# [Source passage]
********

Outreach workers need all the information they can get. It takes time to build trust with homeless persons, who won't always be forthcoming if they recently left a detox program in one area or stayed overnight in another. StreetSmart collects that data and makes it accessible to multiple workers who might come in contact with the same person. But it's also sensitive to homeless persons' privacy, locking medical information away from anyone without authorization.

There's obvious advantages to giving the city a macroscopic view of homeless patterns and activity spikes -- it's the classic data-as-a-golden-bullet method of sifting through tons of information to understand a population's behaviors and trouble points. There are clear conclusions to reach when looking at what areas are more impacted, or which shelter locations are underperforming, or which outreach workers are having greater success at repeat check-ins with the homeless.

But it also speaks to our obsession with finding a tech solution for complex problems. StreetSmart might host a comprehensive collection of data, but it hinges on outreach workers to collect it in the first place. And once the city has amassed the info -- what then? It might just confirm the positions of homeless advocates, who tell Wired that the root of the problem lies in the city's lack of affordable housing.

Tech has tried to solve civic problems before, often with odd results, like the kewpie robot concept that was designed to beg on the street. Last September, New York shut down web browsing from its own LinkNYC kiosks because the vagrant population hogged them for both benign and indecent internet use. StreetSmart is obviously more of a structural solution than these other flops, but other shortsighted decisions could limit the effectiveness of another tech answer to a complex urban question.

********

Data extracted from a collection:

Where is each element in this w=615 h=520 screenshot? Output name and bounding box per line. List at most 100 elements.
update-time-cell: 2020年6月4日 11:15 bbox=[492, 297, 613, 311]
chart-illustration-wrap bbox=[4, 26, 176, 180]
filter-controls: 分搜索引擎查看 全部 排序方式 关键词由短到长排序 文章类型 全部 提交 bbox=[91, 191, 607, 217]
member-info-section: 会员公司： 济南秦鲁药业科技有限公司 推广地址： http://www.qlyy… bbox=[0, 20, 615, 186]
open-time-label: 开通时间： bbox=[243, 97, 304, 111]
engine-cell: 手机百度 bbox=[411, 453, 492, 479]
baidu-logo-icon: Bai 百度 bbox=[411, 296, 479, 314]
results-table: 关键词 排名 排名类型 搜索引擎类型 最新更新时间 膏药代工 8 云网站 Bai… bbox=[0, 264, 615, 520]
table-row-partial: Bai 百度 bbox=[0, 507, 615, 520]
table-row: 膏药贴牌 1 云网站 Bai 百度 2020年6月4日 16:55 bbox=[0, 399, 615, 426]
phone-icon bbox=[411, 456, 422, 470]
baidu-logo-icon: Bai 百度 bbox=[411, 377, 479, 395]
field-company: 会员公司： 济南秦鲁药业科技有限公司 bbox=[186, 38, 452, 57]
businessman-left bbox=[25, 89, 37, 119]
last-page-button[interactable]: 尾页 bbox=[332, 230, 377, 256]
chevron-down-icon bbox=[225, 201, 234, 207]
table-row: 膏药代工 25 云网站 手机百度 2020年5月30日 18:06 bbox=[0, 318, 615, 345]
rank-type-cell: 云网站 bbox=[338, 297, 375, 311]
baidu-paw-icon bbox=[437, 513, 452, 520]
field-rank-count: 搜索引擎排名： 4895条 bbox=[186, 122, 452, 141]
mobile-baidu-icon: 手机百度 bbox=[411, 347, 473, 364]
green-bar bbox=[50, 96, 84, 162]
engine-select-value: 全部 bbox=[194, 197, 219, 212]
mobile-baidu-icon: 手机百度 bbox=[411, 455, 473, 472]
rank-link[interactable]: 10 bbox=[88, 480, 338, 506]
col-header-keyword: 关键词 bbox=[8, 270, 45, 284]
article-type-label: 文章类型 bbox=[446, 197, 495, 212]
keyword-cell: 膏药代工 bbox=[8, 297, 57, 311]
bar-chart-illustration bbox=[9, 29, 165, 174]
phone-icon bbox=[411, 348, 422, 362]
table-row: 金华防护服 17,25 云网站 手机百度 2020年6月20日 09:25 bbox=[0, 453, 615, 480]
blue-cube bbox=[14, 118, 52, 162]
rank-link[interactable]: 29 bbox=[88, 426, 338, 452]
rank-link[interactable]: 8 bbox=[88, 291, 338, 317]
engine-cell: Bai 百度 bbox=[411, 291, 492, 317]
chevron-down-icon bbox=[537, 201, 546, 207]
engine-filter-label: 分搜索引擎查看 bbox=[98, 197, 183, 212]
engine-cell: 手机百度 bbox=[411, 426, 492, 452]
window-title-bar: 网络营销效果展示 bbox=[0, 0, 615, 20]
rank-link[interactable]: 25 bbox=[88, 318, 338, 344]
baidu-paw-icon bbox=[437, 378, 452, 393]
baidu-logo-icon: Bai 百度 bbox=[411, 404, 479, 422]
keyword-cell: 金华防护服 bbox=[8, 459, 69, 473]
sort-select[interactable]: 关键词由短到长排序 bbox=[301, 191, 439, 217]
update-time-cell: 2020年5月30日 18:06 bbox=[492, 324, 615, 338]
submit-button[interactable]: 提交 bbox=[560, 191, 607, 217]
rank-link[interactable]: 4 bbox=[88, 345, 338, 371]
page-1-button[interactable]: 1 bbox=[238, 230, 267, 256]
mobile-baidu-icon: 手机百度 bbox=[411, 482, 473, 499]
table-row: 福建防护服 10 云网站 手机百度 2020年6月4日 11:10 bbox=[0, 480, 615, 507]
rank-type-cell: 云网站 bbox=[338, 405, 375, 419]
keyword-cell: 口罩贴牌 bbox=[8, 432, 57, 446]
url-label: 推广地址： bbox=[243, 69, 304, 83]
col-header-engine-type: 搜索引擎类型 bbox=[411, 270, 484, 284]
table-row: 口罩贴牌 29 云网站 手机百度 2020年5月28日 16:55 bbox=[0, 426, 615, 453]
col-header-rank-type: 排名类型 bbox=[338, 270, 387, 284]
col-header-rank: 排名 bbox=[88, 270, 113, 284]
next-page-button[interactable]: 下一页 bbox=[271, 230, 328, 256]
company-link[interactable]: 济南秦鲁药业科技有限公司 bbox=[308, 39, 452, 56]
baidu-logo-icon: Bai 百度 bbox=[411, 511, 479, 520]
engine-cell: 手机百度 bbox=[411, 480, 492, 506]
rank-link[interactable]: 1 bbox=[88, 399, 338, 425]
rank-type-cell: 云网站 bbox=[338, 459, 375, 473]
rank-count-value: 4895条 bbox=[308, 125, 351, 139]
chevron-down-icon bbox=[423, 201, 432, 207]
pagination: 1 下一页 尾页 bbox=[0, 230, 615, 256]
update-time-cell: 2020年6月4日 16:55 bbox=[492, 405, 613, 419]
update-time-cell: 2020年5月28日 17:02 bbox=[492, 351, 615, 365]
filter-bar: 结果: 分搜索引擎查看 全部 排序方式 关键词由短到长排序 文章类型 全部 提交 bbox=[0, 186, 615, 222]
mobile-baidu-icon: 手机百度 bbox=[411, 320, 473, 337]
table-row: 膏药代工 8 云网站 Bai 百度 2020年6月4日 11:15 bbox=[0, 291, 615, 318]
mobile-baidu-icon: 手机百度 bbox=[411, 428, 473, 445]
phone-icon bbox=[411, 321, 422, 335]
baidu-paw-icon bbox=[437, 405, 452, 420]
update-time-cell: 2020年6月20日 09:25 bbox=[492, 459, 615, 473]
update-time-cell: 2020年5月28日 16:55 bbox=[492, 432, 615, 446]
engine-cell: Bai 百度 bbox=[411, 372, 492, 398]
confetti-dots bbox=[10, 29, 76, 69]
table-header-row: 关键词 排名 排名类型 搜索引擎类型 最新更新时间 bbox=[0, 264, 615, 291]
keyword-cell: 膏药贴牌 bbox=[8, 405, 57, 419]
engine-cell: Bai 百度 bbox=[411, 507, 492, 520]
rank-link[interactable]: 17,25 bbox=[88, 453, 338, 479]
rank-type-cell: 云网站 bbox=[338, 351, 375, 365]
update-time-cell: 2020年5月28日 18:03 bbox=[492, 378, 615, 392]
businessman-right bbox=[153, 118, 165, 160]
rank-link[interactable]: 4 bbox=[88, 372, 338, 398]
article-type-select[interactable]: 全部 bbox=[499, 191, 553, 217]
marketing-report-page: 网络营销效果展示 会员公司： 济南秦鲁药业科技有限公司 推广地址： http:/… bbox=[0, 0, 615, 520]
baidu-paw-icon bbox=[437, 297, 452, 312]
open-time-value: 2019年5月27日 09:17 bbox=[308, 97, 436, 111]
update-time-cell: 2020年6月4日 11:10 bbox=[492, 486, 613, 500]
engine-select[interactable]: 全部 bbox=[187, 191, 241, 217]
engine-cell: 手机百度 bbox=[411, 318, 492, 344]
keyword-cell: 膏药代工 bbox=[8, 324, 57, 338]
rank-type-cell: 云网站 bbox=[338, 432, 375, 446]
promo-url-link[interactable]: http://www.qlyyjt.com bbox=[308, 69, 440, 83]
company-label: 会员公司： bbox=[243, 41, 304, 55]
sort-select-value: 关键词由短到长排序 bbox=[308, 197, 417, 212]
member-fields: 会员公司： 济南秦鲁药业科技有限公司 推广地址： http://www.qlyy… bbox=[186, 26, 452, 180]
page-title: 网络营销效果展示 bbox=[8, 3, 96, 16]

********

# [Problem]
Quote the StreetSmart article word for word from "But it also" to "of affordable housing.". Draw only on the StreetSmart article, not on the listing.

# [Task result]
But it also speaks to our obsession with finding a tech solution for complex problems. StreetSmart might host a comprehensive collection of data, but it hinges on outreach workers to collect it in the first place. And once the city has amassed the info -- what then? It might just confirm the positions of homeless advocates, who tell Wired that the root of the problem lies in the city's lack of affordable housing.